Rows from a dataset
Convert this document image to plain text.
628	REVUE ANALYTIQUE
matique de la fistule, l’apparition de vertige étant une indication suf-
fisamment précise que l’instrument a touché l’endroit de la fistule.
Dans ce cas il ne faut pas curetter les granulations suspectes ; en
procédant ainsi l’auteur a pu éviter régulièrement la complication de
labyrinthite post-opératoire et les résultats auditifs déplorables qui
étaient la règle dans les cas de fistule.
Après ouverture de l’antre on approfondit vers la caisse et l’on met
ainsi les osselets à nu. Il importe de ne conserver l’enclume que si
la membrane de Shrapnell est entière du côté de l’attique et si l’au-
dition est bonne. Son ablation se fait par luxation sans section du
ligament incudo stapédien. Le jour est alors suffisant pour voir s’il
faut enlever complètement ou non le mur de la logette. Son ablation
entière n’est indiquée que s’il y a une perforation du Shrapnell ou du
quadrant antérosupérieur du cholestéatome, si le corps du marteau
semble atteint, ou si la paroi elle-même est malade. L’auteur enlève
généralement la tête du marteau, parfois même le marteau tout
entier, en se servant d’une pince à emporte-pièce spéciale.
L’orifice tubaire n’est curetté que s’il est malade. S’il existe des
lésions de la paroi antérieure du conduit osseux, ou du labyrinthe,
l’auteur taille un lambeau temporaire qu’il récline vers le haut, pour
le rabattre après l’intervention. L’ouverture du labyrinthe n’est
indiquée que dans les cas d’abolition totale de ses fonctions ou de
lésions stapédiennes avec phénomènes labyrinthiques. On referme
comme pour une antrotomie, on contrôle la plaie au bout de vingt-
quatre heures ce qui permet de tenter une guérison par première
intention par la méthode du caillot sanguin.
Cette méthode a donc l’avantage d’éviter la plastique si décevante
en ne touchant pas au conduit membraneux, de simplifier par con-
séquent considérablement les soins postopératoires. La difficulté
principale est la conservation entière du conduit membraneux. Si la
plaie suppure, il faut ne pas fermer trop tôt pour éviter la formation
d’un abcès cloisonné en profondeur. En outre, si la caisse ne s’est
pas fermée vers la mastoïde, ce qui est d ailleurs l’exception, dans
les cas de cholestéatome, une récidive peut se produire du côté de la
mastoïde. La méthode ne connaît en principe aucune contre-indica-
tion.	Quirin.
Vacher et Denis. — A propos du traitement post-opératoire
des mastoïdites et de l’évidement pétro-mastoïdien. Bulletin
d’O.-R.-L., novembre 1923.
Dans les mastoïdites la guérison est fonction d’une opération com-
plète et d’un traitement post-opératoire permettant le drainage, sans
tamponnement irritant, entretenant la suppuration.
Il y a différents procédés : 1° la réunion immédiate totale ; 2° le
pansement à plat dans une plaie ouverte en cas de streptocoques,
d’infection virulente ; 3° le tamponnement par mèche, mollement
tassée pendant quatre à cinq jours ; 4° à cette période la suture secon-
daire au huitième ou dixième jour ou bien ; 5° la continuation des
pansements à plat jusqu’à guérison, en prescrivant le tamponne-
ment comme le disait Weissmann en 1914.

#### GIVEN EXERCISE
Take every line from the data that contains the word "auteur".

#### RESPONSE TO THE TASK
procédant ainsi l’auteur a pu éviter régulièrement la complication de
semble atteint, ou si la paroi elle-même est malade. L’auteur enlève
l’auteur taille un lambeau temporaire qu’il récline vers le haut, pour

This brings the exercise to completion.